**THE EXERCISE:**
Without the pictures, set down every line of the data exactly.

**MATERIAL PROVIDED:**

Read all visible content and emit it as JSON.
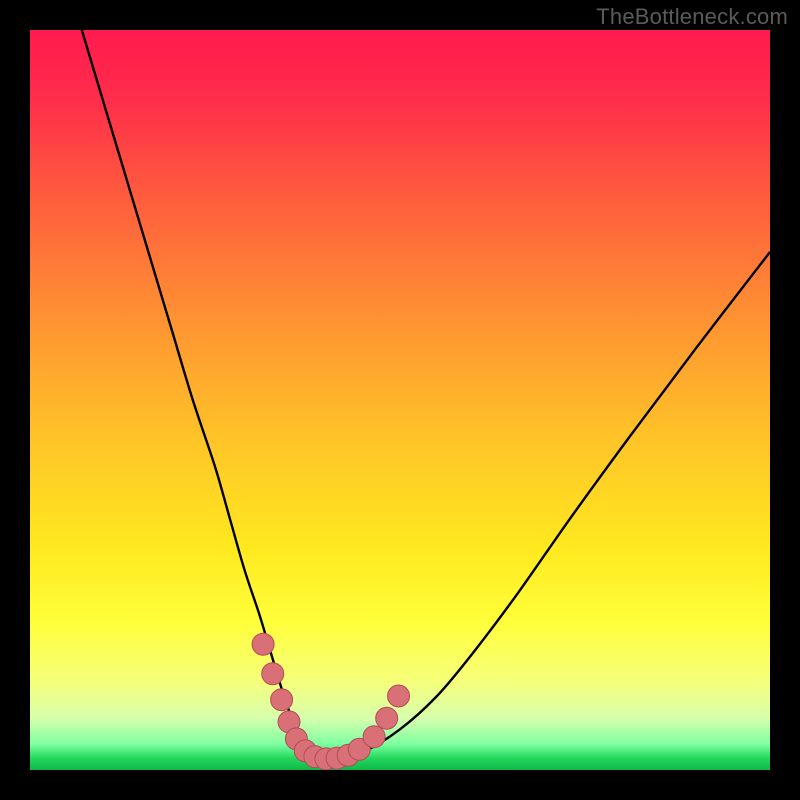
{
  "watermark": "TheBottleneck.com",
  "colors": {
    "frame": "#000000",
    "curve_stroke": "#000000",
    "marker_fill": "#d96f77",
    "marker_stroke": "#b24d55",
    "green_band": "#1fd65b"
  },
  "gradient_stops": [
    {
      "offset": 0.0,
      "color": "#ff1a4f"
    },
    {
      "offset": 0.1,
      "color": "#ff2f4a"
    },
    {
      "offset": 0.22,
      "color": "#ff5a3e"
    },
    {
      "offset": 0.38,
      "color": "#ff8f33"
    },
    {
      "offset": 0.55,
      "color": "#ffc328"
    },
    {
      "offset": 0.7,
      "color": "#ffe91f"
    },
    {
      "offset": 0.8,
      "color": "#ffff3a"
    },
    {
      "offset": 0.88,
      "color": "#f6ff7a"
    },
    {
      "offset": 0.93,
      "color": "#d7ffad"
    },
    {
      "offset": 0.965,
      "color": "#7effa0"
    },
    {
      "offset": 0.985,
      "color": "#1fd65b"
    },
    {
      "offset": 1.0,
      "color": "#12b74a"
    }
  ],
  "chart_data": {
    "type": "line",
    "title": "",
    "xlabel": "",
    "ylabel": "",
    "xlim": [
      0,
      100
    ],
    "ylim": [
      0,
      100
    ],
    "series": [
      {
        "name": "bottleneck-curve",
        "x": [
          7,
          10,
          13,
          16,
          19,
          22,
          25,
          27,
          29,
          31,
          32.5,
          34,
          35,
          36,
          37,
          38.5,
          40,
          42,
          45,
          50,
          55,
          60,
          66,
          73,
          81,
          90,
          100
        ],
        "y": [
          100,
          90,
          80,
          70,
          60,
          50,
          41,
          34,
          27,
          21,
          16,
          11,
          8,
          5.5,
          3.5,
          2.2,
          1.6,
          1.6,
          2.4,
          5.5,
          10,
          16,
          24,
          34,
          45,
          57,
          70
        ]
      }
    ],
    "markers": {
      "name": "highlight-dots",
      "points": [
        {
          "x": 31.5,
          "y": 17
        },
        {
          "x": 32.8,
          "y": 13
        },
        {
          "x": 34.0,
          "y": 9.5
        },
        {
          "x": 35.0,
          "y": 6.5
        },
        {
          "x": 36.0,
          "y": 4.2
        },
        {
          "x": 37.2,
          "y": 2.6
        },
        {
          "x": 38.5,
          "y": 1.8
        },
        {
          "x": 40.0,
          "y": 1.5
        },
        {
          "x": 41.5,
          "y": 1.6
        },
        {
          "x": 43.0,
          "y": 2.0
        },
        {
          "x": 44.5,
          "y": 2.8
        },
        {
          "x": 46.5,
          "y": 4.5
        },
        {
          "x": 48.2,
          "y": 7.0
        },
        {
          "x": 49.8,
          "y": 10.0
        }
      ]
    }
  }
}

**WRITTEN REPLY:**
Read all visible content and emit it as JSON.
{
  "watermark": "TheBottleneck.com",
  "colors": {
    "frame": "#000000",
    "curve_stroke": "#000000",
    "marker_fill": "#d96f77",
    "marker_stroke": "#b24d55",
    "green_band": "#1fd65b"
  },
  "gradient_stops": [
    {
      "offset": 0.0,
      "color": "#ff1a4f"
    },
    {
      "offset": 0.1,
      "color": "#ff2f4a"
    },
    {
      "offset": 0.22,
      "color": "#ff5a3e"
    },
    {
      "offset": 0.38,
      "color": "#ff8f33"
    },
    {
      "offset": 0.55,
      "color": "#ffc328"
    },
    {
      "offset": 0.7,
      "color": "#ffe91f"
    },
    {
      "offset": 0.8,
      "color": "#ffff3a"
    },
    {
      "offset": 0.88,
      "color": "#f6ff7a"
    },
    {
      "offset": 0.93,
      "color": "#d7ffad"
    },
    {
      "offset": 0.965,
      "color": "#7effa0"
    },
    {
      "offset": 0.985,
      "color": "#1fd65b"
    },
    {
      "offset": 1.0,
      "color": "#12b74a"
    }
  ],
  "chart_data": {
    "type": "line",
    "title": "",
    "xlabel": "",
    "ylabel": "",
    "xlim": [
      0,
      100
    ],
    "ylim": [
      0,
      100
    ],
    "series": [
      {
        "name": "bottleneck-curve",
        "x": [
          7,
          10,
          13,
          16,
          19,
          22,
          25,
          27,
          29,
          31,
          32.5,
          34,
          35,
          36,
          37,
          38.5,
          40,
          42,
          45,
          50,
          55,
          60,
          66,
          73,
          81,
          90,
          100
        ],
        "y": [
          100,
          90,
          80,
          70,
          60,
          50,
          41,
          34,
          27,
          21,
          16,
          11,
          8,
          5.5,
          3.5,
          2.2,
          1.6,
          1.6,
          2.4,
          5.5,
          10,
          16,
          24,
          34,
          45,
          57,
          70
        ]
      }
    ],
    "markers": {
      "name": "highlight-dots",
      "points": [
        {
          "x": 31.5,
          "y": 17
        },
        {
          "x": 32.8,
          "y": 13
        },
        {
          "x": 34.0,
          "y": 9.5
        },
        {
          "x": 35.0,
          "y": 6.5
        },
        {
          "x": 36.0,
          "y": 4.2
        },
        {
          "x": 37.2,
          "y": 2.6
        },
        {
          "x": 38.5,
          "y": 1.8
        },
        {
          "x": 40.0,
          "y": 1.5
        },
        {
          "x": 41.5,
          "y": 1.6
        },
        {
          "x": 43.0,
          "y": 2.0
        },
        {
          "x": 44.5,
          "y": 2.8
        },
        {
          "x": 46.5,
          "y": 4.5
        },
        {
          "x": 48.2,
          "y": 7.0
        },
        {
          "x": 49.8,
          "y": 10.0
        }
      ]
    }
  }
}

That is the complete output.